◆ **DIRECTIONS**
Retype the tail of the data exactly, starting at the line containing "Extract all readable text from this page." and stopping at the last line.

◆ **SUPPLIED DATA**
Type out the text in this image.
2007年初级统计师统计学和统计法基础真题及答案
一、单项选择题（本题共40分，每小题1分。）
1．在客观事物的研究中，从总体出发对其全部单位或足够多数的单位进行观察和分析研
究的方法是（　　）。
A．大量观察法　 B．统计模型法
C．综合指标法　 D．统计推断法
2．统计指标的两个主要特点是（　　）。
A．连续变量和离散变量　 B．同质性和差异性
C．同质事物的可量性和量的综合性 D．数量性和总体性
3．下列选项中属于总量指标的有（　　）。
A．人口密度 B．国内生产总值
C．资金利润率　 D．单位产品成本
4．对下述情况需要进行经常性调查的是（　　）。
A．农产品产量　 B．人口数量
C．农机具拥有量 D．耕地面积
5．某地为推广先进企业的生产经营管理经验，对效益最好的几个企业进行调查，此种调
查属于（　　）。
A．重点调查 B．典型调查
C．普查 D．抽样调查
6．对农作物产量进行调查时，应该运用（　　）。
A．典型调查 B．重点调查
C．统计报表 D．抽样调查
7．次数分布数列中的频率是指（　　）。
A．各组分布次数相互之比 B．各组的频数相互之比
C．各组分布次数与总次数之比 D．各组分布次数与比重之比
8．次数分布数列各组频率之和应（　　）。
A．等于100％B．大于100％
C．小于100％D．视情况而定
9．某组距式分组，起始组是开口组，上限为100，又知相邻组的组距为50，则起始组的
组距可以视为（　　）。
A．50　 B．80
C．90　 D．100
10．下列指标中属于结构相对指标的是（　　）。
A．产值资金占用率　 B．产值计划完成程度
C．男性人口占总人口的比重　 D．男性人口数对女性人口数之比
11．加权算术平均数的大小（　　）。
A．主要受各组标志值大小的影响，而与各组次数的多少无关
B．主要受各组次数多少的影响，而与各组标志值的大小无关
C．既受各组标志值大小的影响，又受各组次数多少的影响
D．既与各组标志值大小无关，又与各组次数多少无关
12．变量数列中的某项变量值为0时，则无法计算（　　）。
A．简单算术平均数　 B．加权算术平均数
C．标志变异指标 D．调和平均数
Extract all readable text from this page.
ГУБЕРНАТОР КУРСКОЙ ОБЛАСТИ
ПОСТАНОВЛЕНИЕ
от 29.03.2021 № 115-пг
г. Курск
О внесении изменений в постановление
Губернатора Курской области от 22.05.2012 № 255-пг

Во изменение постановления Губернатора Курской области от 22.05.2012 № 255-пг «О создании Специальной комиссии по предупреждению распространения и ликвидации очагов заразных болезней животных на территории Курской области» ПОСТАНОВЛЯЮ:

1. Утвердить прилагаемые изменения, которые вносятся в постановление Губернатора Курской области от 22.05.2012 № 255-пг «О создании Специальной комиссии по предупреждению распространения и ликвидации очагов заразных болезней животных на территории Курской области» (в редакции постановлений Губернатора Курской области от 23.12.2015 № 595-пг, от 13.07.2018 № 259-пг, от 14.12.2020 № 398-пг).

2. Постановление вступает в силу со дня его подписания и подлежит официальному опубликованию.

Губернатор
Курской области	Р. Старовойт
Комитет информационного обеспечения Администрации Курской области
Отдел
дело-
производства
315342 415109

◆ **FINAL RESULT**
Extract all readable text from this page.
ГУБЕРНАТОР КУРСКОЙ ОБЛАСТИ
ПОСТАНОВЛЕНИЕ
от 29.03.2021 № 115-пг
г. Курск
О внесении изменений в постановление
Губернатора Курской области от 22.05.2012 № 255-пг

Во изменение постановления Губернатора Курской области от 22.05.2012 № 255-пг «О создании Специальной комиссии по предупреждению распространения и ликвидации очагов заразных болезней животных на территории Курской области» ПОСТАНОВЛЯЮ:

1. Утвердить прилагаемые изменения, которые вносятся в постановление Губернатора Курской области от 22.05.2012 № 255-пг «О создании Специальной комиссии по предупреждению распространения и ликвидации очагов заразных болезней животных на территории Курской области» (в редакции постановлений Губернатора Курской области от 23.12.2015 № 595-пг, от 13.07.2018 № 259-пг, от 14.12.2020 № 398-пг).

2. Постановление вступает в силу со дня его подписания и подлежит официальному опубликованию.

Губернатор
Курской области	Р. Старовойт
Комитет информационного обеспечения Администрации Курской области
Отдел
дело-
производства
315342 415109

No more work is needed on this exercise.